Problem. Scan the records below, and wherever a line has the word "emphasis", pull it out.

Records excerpted from a collection.
========================

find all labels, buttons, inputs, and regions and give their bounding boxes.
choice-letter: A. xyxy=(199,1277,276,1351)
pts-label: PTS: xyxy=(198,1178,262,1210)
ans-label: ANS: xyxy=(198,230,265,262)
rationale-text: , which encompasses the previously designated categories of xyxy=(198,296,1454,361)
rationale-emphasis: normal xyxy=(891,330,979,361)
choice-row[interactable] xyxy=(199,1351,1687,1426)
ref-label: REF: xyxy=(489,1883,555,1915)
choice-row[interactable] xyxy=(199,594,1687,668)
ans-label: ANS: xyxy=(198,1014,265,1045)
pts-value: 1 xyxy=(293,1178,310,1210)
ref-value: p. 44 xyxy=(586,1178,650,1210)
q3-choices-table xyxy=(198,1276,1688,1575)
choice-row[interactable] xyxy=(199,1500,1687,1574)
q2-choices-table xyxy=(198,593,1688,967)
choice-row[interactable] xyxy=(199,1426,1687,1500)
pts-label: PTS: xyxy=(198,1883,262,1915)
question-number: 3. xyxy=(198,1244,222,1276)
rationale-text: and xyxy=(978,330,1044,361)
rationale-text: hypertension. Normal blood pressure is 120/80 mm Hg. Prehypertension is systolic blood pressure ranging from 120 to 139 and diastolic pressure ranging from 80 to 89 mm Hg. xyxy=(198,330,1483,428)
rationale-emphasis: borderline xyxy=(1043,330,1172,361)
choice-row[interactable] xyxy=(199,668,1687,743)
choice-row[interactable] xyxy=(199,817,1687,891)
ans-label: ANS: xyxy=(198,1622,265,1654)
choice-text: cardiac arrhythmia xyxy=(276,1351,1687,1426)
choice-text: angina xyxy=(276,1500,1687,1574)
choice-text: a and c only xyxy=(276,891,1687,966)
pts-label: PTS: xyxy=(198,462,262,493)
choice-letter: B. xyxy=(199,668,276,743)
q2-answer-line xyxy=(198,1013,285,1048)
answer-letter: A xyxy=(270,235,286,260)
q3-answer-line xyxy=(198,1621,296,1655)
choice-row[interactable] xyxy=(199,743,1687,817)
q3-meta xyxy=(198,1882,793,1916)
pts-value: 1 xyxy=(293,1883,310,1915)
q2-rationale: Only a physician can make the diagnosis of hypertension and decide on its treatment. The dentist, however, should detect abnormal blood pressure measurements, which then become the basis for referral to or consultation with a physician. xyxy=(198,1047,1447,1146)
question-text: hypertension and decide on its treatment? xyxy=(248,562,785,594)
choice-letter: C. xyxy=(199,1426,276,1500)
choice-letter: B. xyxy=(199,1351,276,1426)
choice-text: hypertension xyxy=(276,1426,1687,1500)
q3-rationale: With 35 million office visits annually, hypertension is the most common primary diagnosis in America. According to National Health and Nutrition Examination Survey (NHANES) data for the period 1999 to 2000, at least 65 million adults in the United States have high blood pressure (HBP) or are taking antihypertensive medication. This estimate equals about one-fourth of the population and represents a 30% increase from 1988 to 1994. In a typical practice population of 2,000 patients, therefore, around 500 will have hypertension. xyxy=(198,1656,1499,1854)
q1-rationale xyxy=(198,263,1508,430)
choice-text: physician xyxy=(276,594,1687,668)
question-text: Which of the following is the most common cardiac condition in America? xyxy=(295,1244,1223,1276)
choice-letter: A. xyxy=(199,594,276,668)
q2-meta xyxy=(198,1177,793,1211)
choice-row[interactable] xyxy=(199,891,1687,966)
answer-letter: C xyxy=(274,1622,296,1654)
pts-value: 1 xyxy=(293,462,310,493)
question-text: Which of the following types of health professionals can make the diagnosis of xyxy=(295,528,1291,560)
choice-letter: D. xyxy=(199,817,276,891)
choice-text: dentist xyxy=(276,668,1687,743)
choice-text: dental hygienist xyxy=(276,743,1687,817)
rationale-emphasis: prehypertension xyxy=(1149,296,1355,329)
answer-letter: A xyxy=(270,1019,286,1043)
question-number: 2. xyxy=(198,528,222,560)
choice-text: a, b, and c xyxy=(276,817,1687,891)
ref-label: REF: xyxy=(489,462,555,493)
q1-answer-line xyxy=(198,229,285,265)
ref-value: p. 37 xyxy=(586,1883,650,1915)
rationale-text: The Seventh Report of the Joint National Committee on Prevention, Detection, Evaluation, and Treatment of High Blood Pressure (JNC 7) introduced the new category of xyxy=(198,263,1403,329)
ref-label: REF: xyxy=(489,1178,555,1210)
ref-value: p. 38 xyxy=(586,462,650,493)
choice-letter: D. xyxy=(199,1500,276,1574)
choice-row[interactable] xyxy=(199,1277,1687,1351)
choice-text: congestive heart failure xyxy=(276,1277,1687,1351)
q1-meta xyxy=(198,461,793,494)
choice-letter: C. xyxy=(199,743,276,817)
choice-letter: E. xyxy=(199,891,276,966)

========================

Output for this exercise.
rationale-emphasis: normal xyxy=(891,330,979,361)
rationale-emphasis: borderline xyxy=(1043,330,1172,361)
rationale-emphasis: prehypertension xyxy=(1149,296,1355,329)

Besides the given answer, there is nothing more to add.